■ **SHORT EXERCISE**:
Look below for the line containing "Parse this screenshot: output". Output it and each remaining line of the entries exactly, and nothing else.

■ **DATA ENTRIES**:

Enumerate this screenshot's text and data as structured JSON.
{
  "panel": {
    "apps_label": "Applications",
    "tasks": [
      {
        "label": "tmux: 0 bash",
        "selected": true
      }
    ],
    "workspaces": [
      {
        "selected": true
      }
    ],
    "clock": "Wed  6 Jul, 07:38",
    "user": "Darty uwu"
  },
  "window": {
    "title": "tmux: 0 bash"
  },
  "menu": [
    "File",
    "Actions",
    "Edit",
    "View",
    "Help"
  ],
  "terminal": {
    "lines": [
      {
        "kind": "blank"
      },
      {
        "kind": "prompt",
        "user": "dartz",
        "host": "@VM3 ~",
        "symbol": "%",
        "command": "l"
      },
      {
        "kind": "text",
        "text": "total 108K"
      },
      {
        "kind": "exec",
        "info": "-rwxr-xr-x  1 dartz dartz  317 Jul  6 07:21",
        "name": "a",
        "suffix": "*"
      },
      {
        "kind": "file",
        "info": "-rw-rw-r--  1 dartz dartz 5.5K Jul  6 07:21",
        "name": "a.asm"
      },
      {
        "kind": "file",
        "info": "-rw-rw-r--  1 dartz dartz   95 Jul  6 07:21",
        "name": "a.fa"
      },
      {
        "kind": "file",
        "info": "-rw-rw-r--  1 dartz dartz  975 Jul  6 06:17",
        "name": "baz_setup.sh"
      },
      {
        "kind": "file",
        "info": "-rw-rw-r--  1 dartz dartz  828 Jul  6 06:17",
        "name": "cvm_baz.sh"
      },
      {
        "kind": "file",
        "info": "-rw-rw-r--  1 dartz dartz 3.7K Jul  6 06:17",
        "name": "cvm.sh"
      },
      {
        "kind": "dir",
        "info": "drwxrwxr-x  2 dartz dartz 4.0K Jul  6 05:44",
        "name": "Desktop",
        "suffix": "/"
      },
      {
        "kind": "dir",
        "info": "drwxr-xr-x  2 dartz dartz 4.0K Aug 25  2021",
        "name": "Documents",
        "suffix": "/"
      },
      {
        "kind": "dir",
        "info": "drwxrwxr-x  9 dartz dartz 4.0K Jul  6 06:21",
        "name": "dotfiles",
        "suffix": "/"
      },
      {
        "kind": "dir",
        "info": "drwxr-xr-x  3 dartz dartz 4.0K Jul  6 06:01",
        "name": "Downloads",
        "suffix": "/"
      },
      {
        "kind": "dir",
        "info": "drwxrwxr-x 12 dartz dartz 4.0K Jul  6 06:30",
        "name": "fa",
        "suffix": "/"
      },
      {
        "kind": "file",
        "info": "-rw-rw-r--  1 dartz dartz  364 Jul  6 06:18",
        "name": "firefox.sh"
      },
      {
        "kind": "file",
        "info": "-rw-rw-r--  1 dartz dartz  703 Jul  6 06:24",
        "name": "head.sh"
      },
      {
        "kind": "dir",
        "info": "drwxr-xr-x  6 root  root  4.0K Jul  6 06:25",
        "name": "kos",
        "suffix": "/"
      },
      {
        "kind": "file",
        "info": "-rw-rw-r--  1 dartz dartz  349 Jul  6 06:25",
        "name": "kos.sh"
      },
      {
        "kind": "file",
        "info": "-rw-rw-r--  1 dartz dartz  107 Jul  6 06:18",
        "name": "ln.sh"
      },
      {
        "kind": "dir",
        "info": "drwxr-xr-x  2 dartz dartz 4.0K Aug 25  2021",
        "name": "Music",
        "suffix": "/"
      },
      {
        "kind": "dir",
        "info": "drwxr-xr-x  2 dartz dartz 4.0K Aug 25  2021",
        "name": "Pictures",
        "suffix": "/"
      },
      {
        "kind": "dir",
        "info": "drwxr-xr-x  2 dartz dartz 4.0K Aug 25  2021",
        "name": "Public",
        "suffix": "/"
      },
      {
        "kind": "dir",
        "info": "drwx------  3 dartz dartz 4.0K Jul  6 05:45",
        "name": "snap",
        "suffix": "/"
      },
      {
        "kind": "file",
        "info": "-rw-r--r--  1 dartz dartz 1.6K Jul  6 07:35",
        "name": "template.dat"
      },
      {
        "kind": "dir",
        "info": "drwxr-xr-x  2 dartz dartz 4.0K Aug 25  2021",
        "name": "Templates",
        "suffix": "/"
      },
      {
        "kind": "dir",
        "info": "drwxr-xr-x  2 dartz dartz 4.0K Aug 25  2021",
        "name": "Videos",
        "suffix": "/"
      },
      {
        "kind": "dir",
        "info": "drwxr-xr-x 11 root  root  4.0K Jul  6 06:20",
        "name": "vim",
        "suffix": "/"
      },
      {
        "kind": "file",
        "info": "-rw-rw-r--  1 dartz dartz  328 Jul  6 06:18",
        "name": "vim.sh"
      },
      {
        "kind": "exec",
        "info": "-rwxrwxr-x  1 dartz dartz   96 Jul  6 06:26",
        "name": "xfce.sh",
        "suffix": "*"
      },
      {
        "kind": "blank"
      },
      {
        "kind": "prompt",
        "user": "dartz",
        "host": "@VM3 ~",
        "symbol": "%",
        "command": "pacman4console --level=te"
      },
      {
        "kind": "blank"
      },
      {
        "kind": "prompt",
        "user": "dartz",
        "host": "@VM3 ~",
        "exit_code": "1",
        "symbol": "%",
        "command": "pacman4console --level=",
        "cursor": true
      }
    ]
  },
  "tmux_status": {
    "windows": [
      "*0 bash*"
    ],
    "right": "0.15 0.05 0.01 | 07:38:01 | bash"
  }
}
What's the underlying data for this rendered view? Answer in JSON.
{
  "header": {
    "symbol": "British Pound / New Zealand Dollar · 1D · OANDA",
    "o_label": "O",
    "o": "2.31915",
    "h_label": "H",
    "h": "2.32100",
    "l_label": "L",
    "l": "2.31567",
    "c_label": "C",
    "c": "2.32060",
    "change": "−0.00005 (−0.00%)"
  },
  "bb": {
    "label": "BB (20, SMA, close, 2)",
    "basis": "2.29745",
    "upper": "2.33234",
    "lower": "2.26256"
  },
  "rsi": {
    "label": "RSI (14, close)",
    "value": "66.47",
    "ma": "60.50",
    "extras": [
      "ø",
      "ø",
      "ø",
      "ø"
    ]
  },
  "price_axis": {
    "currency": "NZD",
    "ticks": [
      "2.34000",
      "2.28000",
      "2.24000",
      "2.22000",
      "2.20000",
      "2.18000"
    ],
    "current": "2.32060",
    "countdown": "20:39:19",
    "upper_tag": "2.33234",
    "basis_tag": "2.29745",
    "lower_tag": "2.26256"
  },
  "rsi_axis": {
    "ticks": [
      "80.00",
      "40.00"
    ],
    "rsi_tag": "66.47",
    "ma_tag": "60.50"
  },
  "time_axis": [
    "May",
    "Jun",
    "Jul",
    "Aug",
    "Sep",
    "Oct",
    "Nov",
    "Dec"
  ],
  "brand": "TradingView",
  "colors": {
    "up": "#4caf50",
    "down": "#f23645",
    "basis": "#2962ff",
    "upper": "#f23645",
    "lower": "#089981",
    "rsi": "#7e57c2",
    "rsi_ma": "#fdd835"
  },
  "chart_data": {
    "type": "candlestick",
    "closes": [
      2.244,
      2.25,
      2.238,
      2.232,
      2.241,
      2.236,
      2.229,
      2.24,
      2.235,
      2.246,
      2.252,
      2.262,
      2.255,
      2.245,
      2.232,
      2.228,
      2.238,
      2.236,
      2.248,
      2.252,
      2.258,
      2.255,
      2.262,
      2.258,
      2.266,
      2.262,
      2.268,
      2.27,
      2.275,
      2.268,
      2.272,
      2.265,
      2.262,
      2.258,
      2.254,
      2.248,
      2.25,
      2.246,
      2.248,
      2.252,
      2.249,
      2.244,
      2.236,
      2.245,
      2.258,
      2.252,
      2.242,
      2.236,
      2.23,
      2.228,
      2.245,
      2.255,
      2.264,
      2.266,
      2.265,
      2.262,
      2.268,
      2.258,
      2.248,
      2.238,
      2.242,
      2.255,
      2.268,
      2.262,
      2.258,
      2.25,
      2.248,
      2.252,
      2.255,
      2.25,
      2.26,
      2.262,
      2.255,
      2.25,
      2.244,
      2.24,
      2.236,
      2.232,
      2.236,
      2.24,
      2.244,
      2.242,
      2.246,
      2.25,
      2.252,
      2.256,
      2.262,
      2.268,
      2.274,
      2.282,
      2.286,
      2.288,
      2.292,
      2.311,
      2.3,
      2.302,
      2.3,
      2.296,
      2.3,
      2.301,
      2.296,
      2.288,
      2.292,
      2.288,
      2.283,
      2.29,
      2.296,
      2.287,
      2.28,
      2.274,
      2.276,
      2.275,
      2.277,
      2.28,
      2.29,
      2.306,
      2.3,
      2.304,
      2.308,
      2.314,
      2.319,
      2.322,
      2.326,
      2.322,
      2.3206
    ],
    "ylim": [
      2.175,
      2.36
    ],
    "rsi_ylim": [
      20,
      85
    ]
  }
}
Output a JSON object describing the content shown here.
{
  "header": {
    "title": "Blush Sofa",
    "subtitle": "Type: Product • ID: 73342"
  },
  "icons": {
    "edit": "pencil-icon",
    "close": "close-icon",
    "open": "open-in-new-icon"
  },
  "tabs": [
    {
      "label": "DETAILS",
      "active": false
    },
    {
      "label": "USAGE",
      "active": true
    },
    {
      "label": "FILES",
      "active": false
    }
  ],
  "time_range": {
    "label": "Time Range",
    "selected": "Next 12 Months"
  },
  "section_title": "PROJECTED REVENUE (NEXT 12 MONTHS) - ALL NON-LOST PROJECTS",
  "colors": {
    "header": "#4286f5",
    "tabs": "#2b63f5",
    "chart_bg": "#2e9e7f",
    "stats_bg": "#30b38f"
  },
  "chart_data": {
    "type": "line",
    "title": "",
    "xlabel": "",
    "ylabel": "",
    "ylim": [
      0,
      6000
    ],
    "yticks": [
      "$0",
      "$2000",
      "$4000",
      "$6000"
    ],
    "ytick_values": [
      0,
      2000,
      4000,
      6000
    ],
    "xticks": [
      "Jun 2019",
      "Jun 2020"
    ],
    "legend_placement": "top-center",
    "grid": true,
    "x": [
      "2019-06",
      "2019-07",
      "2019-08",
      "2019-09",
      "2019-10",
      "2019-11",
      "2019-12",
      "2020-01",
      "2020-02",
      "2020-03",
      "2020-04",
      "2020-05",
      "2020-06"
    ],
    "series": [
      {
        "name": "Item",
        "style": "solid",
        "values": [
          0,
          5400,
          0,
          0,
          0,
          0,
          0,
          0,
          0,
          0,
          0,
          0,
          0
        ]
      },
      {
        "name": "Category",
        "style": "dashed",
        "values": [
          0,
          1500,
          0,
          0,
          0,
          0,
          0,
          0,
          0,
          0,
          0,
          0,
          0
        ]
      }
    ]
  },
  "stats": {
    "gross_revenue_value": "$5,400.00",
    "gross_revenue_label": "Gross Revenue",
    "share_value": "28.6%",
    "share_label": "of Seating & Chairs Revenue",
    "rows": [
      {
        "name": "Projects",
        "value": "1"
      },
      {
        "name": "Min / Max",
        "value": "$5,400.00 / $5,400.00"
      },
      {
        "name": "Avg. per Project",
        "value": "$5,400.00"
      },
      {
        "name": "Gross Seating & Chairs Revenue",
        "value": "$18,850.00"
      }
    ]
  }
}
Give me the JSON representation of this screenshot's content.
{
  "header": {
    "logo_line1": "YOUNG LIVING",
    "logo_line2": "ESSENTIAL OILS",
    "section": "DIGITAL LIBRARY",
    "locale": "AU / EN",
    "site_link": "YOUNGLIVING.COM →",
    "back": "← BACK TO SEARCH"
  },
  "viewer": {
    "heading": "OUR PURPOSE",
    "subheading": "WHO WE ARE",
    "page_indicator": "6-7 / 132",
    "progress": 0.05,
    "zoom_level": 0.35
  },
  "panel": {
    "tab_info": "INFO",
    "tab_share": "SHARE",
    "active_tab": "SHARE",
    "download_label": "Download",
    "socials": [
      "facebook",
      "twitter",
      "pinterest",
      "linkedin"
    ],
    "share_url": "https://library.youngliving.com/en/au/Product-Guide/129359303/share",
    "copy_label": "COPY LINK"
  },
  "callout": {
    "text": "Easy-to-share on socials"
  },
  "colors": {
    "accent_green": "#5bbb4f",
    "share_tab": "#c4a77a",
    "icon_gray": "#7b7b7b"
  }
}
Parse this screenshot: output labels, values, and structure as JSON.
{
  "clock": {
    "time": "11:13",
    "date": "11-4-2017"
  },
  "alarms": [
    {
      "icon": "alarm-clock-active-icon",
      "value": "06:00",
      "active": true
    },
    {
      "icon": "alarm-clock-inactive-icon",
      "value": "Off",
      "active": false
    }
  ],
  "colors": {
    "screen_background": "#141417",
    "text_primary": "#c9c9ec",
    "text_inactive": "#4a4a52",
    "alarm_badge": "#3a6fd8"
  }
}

■ **CORRECT OUTPUT**:
Parse this screenshot: output labels, values, and structure as JSON.
{
  "clock": {
    "time": "11:13",
    "date": "11-4-2017"
  },
  "alarms": [
    {
      "icon": "alarm-clock-active-icon",
      "value": "06:00",
      "active": true
    },
    {
      "icon": "alarm-clock-inactive-icon",
      "value": "Off",
      "active": false
    }
  ],
  "colors": {
    "screen_background": "#141417",
    "text_primary": "#c9c9ec",
    "text_inactive": "#4a4a52",
    "alarm_badge": "#3a6fd8"
  }
}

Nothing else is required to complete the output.